In the copy, include every entry exactly but none of the pictures.

== GIVEN DATA ==
--*--

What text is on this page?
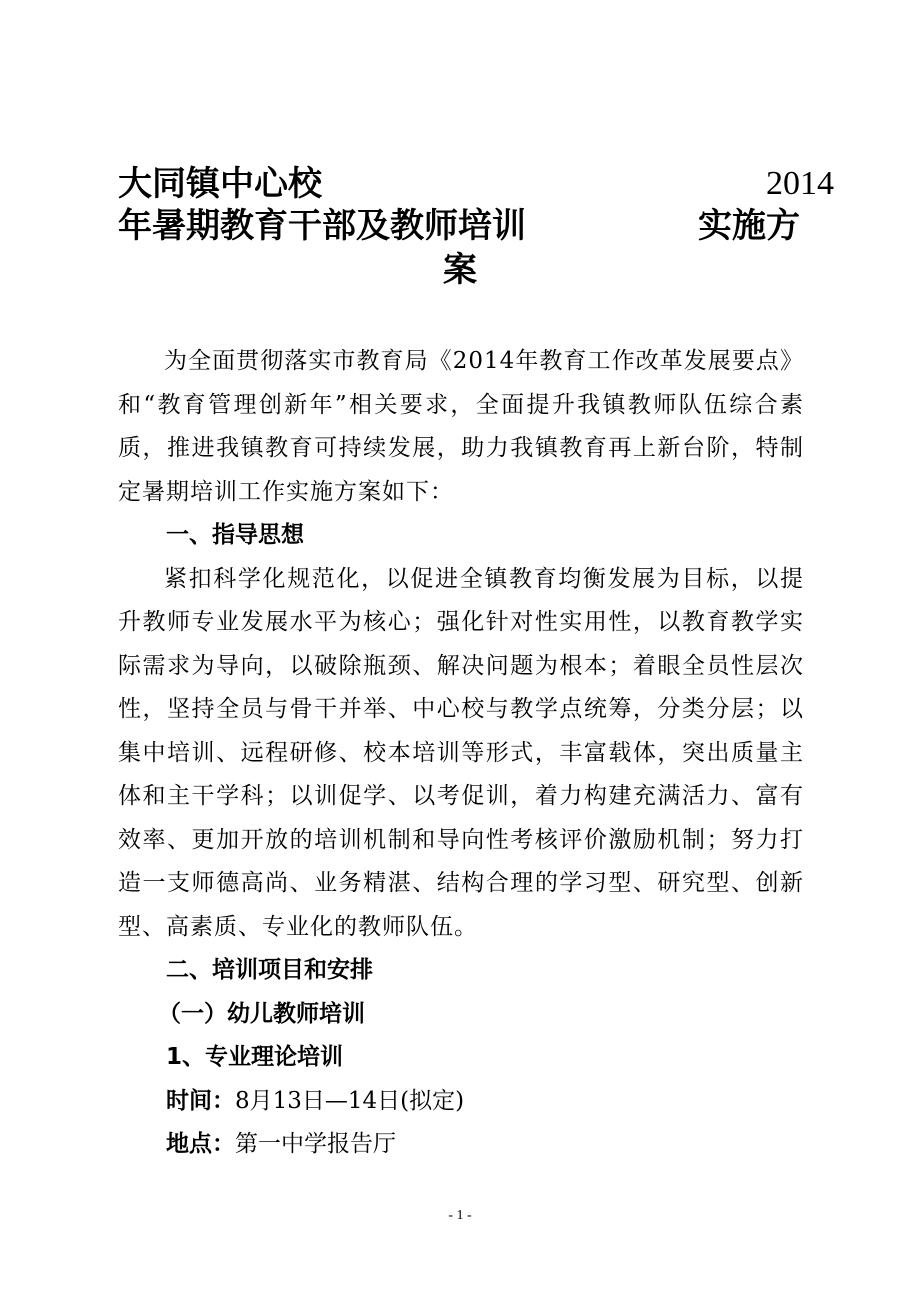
大同镇中心校	2014
年暑期教育干部及教师培训	实施方
案

为全面贯彻落实市教育局《2014年教育工作改革发展要点》和“教育管理创新年”相关要求，全面提升我镇教师队伍综合素质，推进我镇教育可持续发展，助力我镇教育再上新台阶，特制定暑期培训工作实施方案如下：

一、指导思想

紧扣科学化规范化，以促进全镇教育均衡发展为目标，以提升教师专业发展水平为核心；强化针对性实用性，以教育教学实际需求为导向，以破除瓶颈、解决问题为根本；着眼全员性层次性，坚持全员与骨干并举、中心校与教学点统筹，分类分层；以集中培训、远程研修、校本培训等形式，丰富载体，突出质量主体和主干学科；以训促学、以考促训，着力构建充满活力、富有效率、更加开放的培训机制和导向性考核评价激励机制；努力打造一支师德高尚、业务精湛、结构合理的学习型、研究型、创新型、高素质、专业化的教师队伍。

二、培训项目和安排

（一）幼儿教师培训

1、专业理论培训

时间：8月13日—14日(拟定)

地点：第一中学报告厅

- 1 -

--*--

== EXERCISE OUTPUT ==
What text is on this page?
大同镇中心校	2014
年暑期教育干部及教师培训	实施方
案

为全面贯彻落实市教育局《2014年教育工作改革发展要点》和“教育管理创新年”相关要求，全面提升我镇教师队伍综合素质，推进我镇教育可持续发展，助力我镇教育再上新台阶，特制定暑期培训工作实施方案如下：

一、指导思想

紧扣科学化规范化，以促进全镇教育均衡发展为目标，以提升教师专业发展水平为核心；强化针对性实用性，以教育教学实际需求为导向，以破除瓶颈、解决问题为根本；着眼全员性层次性，坚持全员与骨干并举、中心校与教学点统筹，分类分层；以集中培训、远程研修、校本培训等形式，丰富载体，突出质量主体和主干学科；以训促学、以考促训，着力构建充满活力、富有效率、更加开放的培训机制和导向性考核评价激励机制；努力打造一支师德高尚、业务精湛、结构合理的学习型、研究型、创新型、高素质、专业化的教师队伍。

二、培训项目和安排

（一）幼儿教师培训

1、专业理论培训

时间：8月13日—14日(拟定)

地点：第一中学报告厅

- 1 -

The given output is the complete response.